*To do*
• A. From the data-processing clauses, quote the passage that begins at the words "Obligation after the" and stops after the words "data transferred anymore.".
• B. In one to three sentences, explain when the data-processing clauses allow the data importer to keep transferred personal data instead of returning or destroying it, and what the importer must warrant in that case.

··· Extracted text ···

Obligation after the termination of personal data-processing services
1.The parties agree that on the termination of the provision of data-processing services, the data importer and the sub-processor shall, at the choice of the data exporter, return all the personal data transferred and the copies thereof to the data exporter or shall destroy all the personal data and certify to the data exporter that it has done so, unless legislation imposed upon the data importer prevents it from returning or destroying all or part of the personal data transferred. In that case, the data importer warrants that it will guarantee the confidentiality of the personal data transferred and will not actively process the personal data transferred anymore.
2.The data importer and the sub-processor warrant that upon request of the data exporter and/or of the supervisory authority, it will submit its data-processing facilities for an audit of the measures referred to in paragraph 1.
This Appendix forms part of the Clauses and must be completed and signed by the parties
The Member States may complete or specify, according to their national procedures, any additional necessary information to be contained in this Appendix.
The data exporter is (please specify briefly your activities relevant to the transfer):
Customer (as identified in the DPA).
The data importer is (please specify briefly activities relevant to the transfer):
Arm (as identified in the DPA) which processes personal data upon the instructions of the data exporter pursuant to the Service Agreement and the DPA.
The personal data transferred concern the following categories of data subjects (please specify):
As identified in Exhibit 2 of the DPA in relation to the type(s) of services included in the Service.

··· Recorded data ···

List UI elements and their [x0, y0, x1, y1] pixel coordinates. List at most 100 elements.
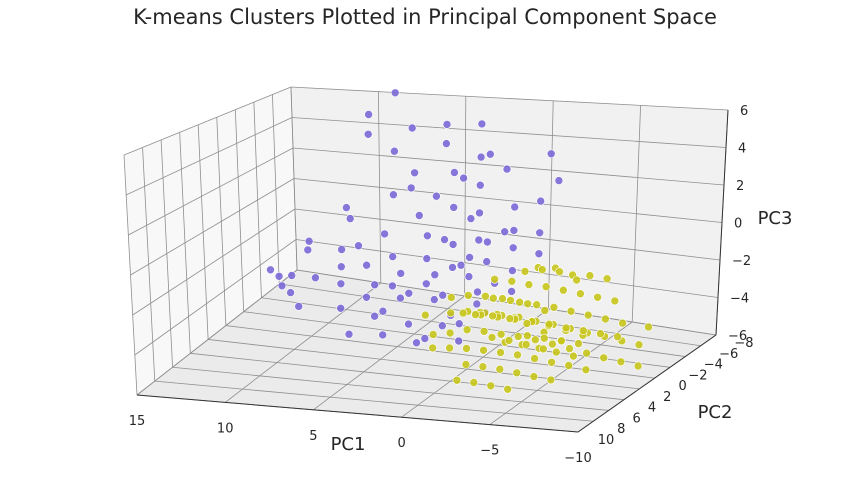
data-point [544, 319, 554, 329]
data-point [509, 226, 519, 235]
x-tick-label: 0 [397, 436, 405, 451]
x-axis-line [136, 394, 579, 433]
data-point [286, 288, 295, 297]
y-tick-label: 6 [633, 411, 641, 426]
y-tick-label: 2 [663, 390, 671, 405]
z-tick-label: 0 [734, 217, 742, 232]
grid-line-x [489, 321, 633, 425]
data-point [362, 260, 371, 270]
data-point [362, 292, 371, 302]
data-point [503, 384, 513, 394]
y-tick-label: 10 [598, 433, 615, 448]
data-point [404, 319, 413, 329]
data-point [442, 139, 451, 148]
y-tick-label: −2 [688, 368, 707, 383]
data-point [549, 302, 559, 312]
data-point [336, 303, 346, 313]
data-point [479, 327, 489, 336]
data-point [458, 308, 468, 318]
data-point [558, 285, 568, 295]
data-point [423, 231, 432, 241]
data-point [294, 302, 304, 311]
data-point [370, 280, 380, 290]
data-point [505, 314, 515, 323]
data-point [442, 120, 452, 129]
data-point [277, 281, 287, 291]
data-point [437, 321, 447, 331]
grid-line-y [190, 352, 625, 401]
z-tick-label: −4 [730, 292, 749, 307]
data-point [551, 347, 561, 357]
data-point [454, 336, 464, 346]
data-point [430, 270, 440, 280]
data-point [446, 293, 456, 302]
z-tick-label: 4 [738, 142, 746, 157]
data-point [463, 291, 473, 300]
grid-line-z [295, 239, 719, 298]
data-point [634, 340, 644, 350]
data-point [508, 243, 518, 253]
data-point [445, 328, 455, 338]
grid-line-y [290, 86, 298, 271]
data-point [390, 146, 399, 156]
data-point [448, 263, 457, 272]
data-point [555, 267, 564, 277]
data-point [488, 311, 497, 321]
grid-line-y [253, 102, 262, 298]
data-point [601, 314, 610, 324]
data-point [564, 361, 574, 370]
data-point [354, 241, 363, 250]
grid-line-y [261, 297, 686, 357]
data-point [440, 235, 449, 244]
data-point [618, 318, 627, 328]
data-point [513, 332, 523, 341]
data-point [466, 214, 476, 223]
side-pane [124, 87, 297, 395]
data-point [410, 168, 419, 178]
floor-pane [137, 270, 716, 432]
data-point [414, 211, 424, 220]
data-point [363, 130, 373, 139]
chart-title: K-means Clusters Plotted in Principal Co… [133, 5, 717, 29]
x-tick-label: −5 [480, 444, 499, 459]
data-point [521, 340, 531, 349]
data-point [524, 280, 534, 289]
z-tick-label: 2 [736, 179, 744, 194]
data-point [496, 329, 506, 339]
data-point [421, 279, 431, 289]
data-point [566, 306, 576, 316]
data-point [378, 330, 388, 340]
data-point [483, 237, 492, 247]
data-point [572, 275, 581, 285]
data-point [581, 365, 591, 375]
data-point [407, 123, 417, 133]
data-point [530, 354, 539, 363]
grid-line-y [272, 94, 280, 284]
grid-line-z [291, 117, 727, 148]
data-point [538, 344, 548, 354]
data-point [486, 381, 496, 391]
data-point [406, 183, 416, 193]
data-point [481, 291, 490, 301]
data-point [462, 325, 472, 335]
data-point [472, 299, 482, 309]
z-axis-line [715, 109, 729, 336]
data-point [507, 287, 516, 296]
data-point [576, 289, 585, 299]
data-point [459, 173, 468, 183]
data-point [616, 357, 626, 367]
data-point [446, 308, 456, 318]
data-point [450, 168, 459, 177]
data-point [557, 336, 566, 346]
data-point [449, 203, 459, 212]
data-point [495, 364, 505, 374]
data-point [378, 306, 388, 316]
data-point [504, 336, 514, 345]
data-point [344, 329, 354, 339]
data-point [596, 329, 605, 338]
data-point [488, 293, 498, 303]
grid-line-y [208, 339, 640, 390]
data-point [541, 282, 551, 292]
data-point [311, 273, 320, 283]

···

*Completed exercise*
• A.
Obligation after the termination of personal data-processing services
1.The parties agree that on the termination of the provision of data-processing services, the data importer and the sub-processor shall, at the choice of the data exporter, return all the personal data transferred and the copies thereof to the data exporter or shall destroy all the personal data and certify to the data exporter that it has done so, unless legislation imposed upon the data importer prevents it from returning or destroying all or part of the personal data transferred. In that case, the data importer warrants that it will guarantee the confidentiality of the personal data transferred and will not actively process the personal data transferred anymore.

• B. The data importer may keep the data if legislation imposed on it prevents it from returning or destroying all or part of the personal data transferred. In that case, it warrants that it will guarantee the confidentiality of that data and will not actively process it anymore.